═════ Rows ═════

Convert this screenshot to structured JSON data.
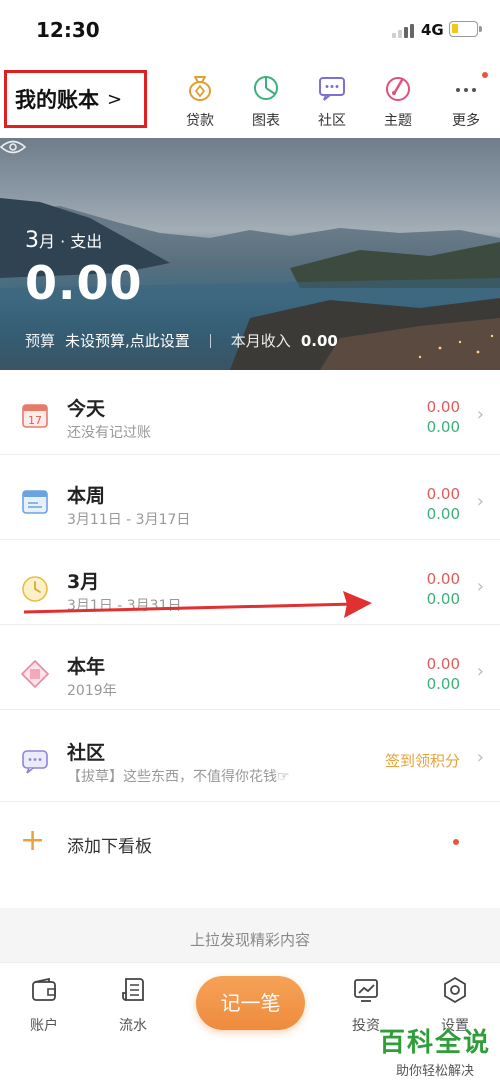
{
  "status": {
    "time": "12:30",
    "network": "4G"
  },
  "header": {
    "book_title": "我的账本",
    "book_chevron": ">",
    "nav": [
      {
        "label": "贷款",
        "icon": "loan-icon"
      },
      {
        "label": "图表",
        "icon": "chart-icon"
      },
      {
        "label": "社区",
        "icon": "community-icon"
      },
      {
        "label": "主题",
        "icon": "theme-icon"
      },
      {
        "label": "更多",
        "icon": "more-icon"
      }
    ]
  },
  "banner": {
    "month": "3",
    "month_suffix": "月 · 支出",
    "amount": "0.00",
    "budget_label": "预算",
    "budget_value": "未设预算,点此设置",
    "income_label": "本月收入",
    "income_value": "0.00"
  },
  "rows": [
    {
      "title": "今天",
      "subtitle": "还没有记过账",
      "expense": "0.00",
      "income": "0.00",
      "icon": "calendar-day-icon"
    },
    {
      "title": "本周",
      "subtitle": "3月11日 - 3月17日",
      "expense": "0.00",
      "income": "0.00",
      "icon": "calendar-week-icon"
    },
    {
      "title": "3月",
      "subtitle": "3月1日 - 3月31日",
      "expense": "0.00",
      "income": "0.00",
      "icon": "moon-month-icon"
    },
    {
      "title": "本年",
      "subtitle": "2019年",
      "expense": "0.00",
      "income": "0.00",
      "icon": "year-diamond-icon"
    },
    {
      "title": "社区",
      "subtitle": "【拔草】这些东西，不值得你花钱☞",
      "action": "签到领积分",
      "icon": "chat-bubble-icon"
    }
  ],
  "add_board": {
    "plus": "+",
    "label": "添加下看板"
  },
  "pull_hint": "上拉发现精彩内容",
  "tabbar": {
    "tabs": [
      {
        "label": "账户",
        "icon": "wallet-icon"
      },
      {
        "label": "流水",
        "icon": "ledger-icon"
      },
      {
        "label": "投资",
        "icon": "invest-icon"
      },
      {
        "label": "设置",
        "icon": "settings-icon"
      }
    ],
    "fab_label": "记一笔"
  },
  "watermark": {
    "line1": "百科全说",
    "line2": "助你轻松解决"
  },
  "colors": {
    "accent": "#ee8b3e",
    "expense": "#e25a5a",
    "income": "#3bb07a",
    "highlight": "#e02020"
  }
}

═════

__Objective__
Copy every record character for character. Skip the pictures.

__Result for this exercise__
Convert this screenshot to structured JSON data.
{
  "status": {
    "time": "12:30",
    "network": "4G"
  },
  "header": {
    "book_title": "我的账本",
    "book_chevron": ">",
    "nav": [
      {
        "label": "贷款",
        "icon": "loan-icon"
      },
      {
        "label": "图表",
        "icon": "chart-icon"
      },
      {
        "label": "社区",
        "icon": "community-icon"
      },
      {
        "label": "主题",
        "icon": "theme-icon"
      },
      {
        "label": "更多",
        "icon": "more-icon"
      }
    ]
  },
  "banner": {
    "month": "3",
    "month_suffix": "月 · 支出",
    "amount": "0.00",
    "budget_label": "预算",
    "budget_value": "未设预算,点此设置",
    "income_label": "本月收入",
    "income_value": "0.00"
  },
  "rows": [
    {
      "title": "今天",
      "subtitle": "还没有记过账",
      "expense": "0.00",
      "income": "0.00",
      "icon": "calendar-day-icon"
    },
    {
      "title": "本周",
      "subtitle": "3月11日 - 3月17日",
      "expense": "0.00",
      "income": "0.00",
      "icon": "calendar-week-icon"
    },
    {
      "title": "3月",
      "subtitle": "3月1日 - 3月31日",
      "expense": "0.00",
      "income": "0.00",
      "icon": "moon-month-icon"
    },
    {
      "title": "本年",
      "subtitle": "2019年",
      "expense": "0.00",
      "income": "0.00",
      "icon": "year-diamond-icon"
    },
    {
      "title": "社区",
      "subtitle": "【拔草】这些东西，不值得你花钱☞",
      "action": "签到领积分",
      "icon": "chat-bubble-icon"
    }
  ],
  "add_board": {
    "plus": "+",
    "label": "添加下看板"
  },
  "pull_hint": "上拉发现精彩内容",
  "tabbar": {
    "tabs": [
      {
        "label": "账户",
        "icon": "wallet-icon"
      },
      {
        "label": "流水",
        "icon": "ledger-icon"
      },
      {
        "label": "投资",
        "icon": "invest-icon"
      },
      {
        "label": "设置",
        "icon": "settings-icon"
      }
    ],
    "fab_label": "记一笔"
  },
  "watermark": {
    "line1": "百科全说",
    "line2": "助你轻松解决"
  },
  "colors": {
    "accent": "#ee8b3e",
    "expense": "#e25a5a",
    "income": "#3bb07a",
    "highlight": "#e02020"
  }
}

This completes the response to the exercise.